◆ Texte étudié ◆
⟨

Je travaille en REP+, avec des CM1-CM2. Je voudrais ajouter au témoignage de Marion Lenoir (totalement en accord avec mon expérience personnelle) quelques éléments concernant les élèves à besoins particuliers.
J’ai dans ma classe un élève de CM2 redoublant, avec un petit niveau de CE1. Il faisait partie du dispositif ULIS, en est sorti dernièrement pour des raisons de retard ou de perte de dossier MDPH (Maison départementale pour les personnes handicapées).
Comment envisager de faire passer les évaluations CM2 à un élève qui est incapable de faire 95 % des exercices demandés ? Et ce, alors qu’il est en train de s’habituer à une présence à 100 % dans la classe, alors que lui et moi prenons nos marques pour adapter son travail au quotidien et lui permettre de continuer à progresser. Dois-je vraiment mettre cet élève – à la confiance en soi fragile, évidemment – en situation d’échec pendant environ cinq fois quarante-cinq minutes, dès la deuxième semaine de classe ? Alors que nous différencions au quotidien, comment peut-on réduire la différenciation sur les évaluations à de la mise en page – comme c’est le cas dans les « livrets adaptés » qui sont proposés ?
Alors, je ne lui fais pas passer les évaluations. Il sera noté absent. Mais si je n’ai pas de problème à justifier ce parti pris pour le bienêtre de cet élève (soutenue en cela par sa famille), en même temps, je m’interroge : à l’heure où les évaluations nationales prennent de plus en plus d’importance dans les politiques éducatives locales (jusqu’à l’orientation des formations), est-ce que je ne participe pas contre mon gré à une certaine invisibilisation des élèves à besoins particuliers ?

⟩

◆ Données présentées ◆
⟨

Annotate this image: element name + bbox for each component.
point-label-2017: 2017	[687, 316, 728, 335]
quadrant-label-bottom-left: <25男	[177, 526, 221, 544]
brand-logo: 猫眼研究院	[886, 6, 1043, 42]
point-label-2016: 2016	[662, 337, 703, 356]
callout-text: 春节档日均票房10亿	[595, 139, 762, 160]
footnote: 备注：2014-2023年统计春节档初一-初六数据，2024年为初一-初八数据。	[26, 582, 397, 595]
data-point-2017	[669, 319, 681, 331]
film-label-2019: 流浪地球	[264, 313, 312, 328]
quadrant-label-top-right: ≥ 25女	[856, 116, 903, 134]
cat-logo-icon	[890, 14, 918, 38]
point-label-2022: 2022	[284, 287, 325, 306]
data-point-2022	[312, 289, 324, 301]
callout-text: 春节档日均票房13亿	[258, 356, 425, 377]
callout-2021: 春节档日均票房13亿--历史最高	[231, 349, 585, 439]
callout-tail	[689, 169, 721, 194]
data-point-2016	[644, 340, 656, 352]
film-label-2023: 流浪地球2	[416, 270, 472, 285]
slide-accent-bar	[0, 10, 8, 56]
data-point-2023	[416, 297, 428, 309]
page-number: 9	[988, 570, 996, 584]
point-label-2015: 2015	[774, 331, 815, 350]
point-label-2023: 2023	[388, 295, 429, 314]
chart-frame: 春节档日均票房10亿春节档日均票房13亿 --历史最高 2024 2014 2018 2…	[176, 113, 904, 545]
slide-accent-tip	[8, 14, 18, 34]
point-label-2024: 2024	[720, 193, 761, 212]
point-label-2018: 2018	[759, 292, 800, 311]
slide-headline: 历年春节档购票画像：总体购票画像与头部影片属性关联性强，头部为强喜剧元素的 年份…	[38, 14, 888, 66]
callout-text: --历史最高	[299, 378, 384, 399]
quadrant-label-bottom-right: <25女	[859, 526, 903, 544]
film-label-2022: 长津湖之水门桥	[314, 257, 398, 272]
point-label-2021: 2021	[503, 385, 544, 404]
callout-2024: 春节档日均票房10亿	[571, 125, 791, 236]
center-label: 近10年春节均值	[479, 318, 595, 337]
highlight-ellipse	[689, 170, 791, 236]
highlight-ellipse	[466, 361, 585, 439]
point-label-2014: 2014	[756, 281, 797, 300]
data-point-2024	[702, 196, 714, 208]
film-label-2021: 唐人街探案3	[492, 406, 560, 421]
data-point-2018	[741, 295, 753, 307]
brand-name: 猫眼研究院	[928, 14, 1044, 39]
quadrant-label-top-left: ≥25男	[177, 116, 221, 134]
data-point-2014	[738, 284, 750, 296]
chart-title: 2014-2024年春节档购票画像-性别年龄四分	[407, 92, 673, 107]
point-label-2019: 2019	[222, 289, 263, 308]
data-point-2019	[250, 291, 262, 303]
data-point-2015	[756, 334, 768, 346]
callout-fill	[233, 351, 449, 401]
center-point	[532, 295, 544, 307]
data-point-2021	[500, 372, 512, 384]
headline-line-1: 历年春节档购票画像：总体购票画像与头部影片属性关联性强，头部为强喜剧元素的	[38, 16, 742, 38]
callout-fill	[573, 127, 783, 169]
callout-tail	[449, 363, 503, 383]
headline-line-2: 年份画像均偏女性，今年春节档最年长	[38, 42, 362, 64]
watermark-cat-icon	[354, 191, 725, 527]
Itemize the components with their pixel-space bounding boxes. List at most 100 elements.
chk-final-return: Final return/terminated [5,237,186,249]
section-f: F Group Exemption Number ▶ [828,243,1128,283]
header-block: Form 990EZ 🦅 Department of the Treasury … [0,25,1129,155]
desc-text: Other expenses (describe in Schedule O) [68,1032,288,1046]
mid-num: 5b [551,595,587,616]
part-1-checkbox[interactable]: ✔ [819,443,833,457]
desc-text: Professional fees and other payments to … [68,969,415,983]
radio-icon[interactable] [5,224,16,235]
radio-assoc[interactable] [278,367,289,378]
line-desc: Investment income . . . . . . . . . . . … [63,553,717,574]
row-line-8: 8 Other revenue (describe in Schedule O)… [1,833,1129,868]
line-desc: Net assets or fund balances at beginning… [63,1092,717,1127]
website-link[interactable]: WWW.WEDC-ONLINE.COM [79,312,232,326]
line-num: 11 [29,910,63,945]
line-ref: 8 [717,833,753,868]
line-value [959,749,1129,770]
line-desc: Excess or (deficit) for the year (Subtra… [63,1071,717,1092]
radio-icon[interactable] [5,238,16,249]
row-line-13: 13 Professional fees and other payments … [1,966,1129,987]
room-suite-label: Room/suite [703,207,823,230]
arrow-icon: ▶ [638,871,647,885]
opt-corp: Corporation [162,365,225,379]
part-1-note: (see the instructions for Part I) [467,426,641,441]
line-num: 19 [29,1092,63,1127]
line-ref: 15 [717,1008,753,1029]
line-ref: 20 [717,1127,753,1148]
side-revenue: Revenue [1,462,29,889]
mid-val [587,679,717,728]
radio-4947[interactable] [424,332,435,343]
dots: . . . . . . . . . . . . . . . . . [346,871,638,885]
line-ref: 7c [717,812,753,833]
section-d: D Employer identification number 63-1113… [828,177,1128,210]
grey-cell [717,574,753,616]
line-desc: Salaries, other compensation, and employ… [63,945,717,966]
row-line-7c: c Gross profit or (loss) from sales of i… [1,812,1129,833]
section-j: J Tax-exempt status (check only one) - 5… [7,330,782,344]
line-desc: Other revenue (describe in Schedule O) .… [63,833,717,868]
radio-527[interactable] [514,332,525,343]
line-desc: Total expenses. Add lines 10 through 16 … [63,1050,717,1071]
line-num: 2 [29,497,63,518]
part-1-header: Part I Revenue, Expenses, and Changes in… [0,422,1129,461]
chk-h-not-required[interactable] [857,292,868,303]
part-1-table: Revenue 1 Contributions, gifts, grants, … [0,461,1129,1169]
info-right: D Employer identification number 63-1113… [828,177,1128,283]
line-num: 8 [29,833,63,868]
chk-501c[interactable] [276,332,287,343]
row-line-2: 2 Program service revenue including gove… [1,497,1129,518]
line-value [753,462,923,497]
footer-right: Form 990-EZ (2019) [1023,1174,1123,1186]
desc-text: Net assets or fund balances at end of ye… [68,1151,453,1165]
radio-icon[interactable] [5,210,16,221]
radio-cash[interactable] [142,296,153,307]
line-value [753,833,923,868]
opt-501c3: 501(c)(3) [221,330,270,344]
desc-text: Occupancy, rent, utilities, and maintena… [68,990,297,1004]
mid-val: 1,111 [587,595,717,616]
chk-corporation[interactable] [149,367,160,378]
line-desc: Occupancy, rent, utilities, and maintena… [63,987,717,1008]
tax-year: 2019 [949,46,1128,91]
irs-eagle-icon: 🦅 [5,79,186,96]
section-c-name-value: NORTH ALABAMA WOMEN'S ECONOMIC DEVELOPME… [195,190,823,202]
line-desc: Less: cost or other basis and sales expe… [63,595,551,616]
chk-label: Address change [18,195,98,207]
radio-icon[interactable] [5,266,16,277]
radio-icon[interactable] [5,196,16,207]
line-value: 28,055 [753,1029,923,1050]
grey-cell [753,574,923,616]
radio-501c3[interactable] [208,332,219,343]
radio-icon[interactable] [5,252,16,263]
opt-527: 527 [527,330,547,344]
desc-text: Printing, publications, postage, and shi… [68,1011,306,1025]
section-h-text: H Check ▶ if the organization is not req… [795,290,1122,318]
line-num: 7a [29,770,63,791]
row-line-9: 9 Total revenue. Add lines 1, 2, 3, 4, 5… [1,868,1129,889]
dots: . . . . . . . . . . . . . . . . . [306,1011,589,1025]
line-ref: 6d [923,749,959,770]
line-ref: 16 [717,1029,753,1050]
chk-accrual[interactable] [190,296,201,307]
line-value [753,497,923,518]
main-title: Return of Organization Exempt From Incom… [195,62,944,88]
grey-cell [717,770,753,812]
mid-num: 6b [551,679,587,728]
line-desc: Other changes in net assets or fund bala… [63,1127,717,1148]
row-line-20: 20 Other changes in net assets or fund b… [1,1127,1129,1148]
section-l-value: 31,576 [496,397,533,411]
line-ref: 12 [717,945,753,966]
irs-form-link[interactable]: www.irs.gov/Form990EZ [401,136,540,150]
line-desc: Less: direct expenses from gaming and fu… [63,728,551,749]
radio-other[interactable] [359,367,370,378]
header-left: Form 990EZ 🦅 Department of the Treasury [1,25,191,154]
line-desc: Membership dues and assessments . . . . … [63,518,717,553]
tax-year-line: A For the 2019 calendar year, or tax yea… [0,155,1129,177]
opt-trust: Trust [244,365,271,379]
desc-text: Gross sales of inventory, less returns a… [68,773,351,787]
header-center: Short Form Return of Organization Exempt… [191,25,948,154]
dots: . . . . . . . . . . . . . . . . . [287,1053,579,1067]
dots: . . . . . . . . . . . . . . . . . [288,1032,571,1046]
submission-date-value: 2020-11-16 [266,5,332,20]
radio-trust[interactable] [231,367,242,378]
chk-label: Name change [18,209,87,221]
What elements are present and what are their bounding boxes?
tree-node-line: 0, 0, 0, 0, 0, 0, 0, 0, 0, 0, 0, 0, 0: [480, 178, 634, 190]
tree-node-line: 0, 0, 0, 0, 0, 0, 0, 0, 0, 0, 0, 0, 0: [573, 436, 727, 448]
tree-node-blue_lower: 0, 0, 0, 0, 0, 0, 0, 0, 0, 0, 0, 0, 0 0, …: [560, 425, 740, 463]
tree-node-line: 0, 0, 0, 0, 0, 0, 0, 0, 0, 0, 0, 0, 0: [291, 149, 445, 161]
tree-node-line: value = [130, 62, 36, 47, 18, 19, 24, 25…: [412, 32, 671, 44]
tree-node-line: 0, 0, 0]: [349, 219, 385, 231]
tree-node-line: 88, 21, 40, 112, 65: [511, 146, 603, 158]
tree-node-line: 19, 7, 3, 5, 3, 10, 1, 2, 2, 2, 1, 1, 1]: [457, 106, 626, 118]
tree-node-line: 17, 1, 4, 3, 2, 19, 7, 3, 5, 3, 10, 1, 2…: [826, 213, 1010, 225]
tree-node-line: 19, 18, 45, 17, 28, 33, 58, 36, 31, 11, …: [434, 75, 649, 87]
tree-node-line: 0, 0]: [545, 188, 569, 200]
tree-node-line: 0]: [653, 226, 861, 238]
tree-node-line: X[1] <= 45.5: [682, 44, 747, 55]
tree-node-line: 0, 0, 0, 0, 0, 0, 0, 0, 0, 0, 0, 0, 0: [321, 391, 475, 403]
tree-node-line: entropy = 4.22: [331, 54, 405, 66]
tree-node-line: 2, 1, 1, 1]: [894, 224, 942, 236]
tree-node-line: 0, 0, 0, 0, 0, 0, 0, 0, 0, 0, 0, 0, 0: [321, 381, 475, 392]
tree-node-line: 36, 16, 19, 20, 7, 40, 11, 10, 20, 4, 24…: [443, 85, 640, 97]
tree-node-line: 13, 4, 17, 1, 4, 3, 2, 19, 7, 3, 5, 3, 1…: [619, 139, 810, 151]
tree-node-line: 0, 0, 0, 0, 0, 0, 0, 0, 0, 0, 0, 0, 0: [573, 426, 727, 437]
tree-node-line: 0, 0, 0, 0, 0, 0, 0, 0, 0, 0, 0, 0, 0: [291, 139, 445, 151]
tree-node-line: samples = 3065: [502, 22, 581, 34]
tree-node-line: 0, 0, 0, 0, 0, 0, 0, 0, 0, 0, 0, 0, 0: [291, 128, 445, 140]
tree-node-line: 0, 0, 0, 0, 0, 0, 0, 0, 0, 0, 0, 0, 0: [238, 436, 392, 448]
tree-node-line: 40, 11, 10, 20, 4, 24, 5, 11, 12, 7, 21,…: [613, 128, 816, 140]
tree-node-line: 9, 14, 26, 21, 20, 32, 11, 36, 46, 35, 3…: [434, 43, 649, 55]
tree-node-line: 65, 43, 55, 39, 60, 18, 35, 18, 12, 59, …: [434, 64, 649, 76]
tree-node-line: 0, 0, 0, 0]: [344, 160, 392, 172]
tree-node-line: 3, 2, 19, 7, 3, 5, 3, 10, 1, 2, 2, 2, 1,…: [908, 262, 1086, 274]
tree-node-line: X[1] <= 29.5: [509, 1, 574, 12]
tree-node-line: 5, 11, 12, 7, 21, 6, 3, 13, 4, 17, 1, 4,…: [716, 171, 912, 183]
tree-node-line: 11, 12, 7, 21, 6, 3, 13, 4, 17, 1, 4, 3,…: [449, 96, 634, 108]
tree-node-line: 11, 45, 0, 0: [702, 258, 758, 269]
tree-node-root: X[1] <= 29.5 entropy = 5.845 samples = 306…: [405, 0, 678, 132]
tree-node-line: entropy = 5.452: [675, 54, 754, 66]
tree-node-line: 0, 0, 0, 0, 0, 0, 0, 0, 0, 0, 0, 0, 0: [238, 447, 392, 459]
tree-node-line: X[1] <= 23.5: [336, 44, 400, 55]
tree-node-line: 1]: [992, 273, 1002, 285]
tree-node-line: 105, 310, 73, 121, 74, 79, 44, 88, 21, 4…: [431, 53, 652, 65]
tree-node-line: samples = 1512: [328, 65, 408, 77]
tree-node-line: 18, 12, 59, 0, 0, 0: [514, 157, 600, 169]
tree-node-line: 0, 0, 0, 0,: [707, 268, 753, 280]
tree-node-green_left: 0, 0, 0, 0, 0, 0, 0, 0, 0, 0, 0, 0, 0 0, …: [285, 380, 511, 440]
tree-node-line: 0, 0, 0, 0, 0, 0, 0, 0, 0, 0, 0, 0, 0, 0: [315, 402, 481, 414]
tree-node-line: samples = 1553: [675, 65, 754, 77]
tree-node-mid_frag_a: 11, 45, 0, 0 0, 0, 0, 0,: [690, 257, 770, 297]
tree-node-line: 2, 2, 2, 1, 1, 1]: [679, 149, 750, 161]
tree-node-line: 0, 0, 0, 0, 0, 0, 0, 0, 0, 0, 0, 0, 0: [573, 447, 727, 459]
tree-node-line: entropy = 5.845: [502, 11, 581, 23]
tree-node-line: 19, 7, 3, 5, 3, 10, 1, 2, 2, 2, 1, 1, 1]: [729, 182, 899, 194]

⟩

◆ Consignes ◆
1. Extrayez du témoignage le passage qui commence par « Je travaille en » et se poursuit jusqu'à « à besoins particuliers. ».
2. D'après le témoignage, quel est le niveau de l'élève redoublant de CM2 ?

◆ Réponses rédigées ◆
1.
Je travaille en REP+, avec des CM1-CM2. Je voudrais ajouter au témoignage de Marion Lenoir (totalement en accord avec mon expérience personnelle) quelques éléments concernant les élèves à besoins particuliers.

2. Un petit niveau de CE1.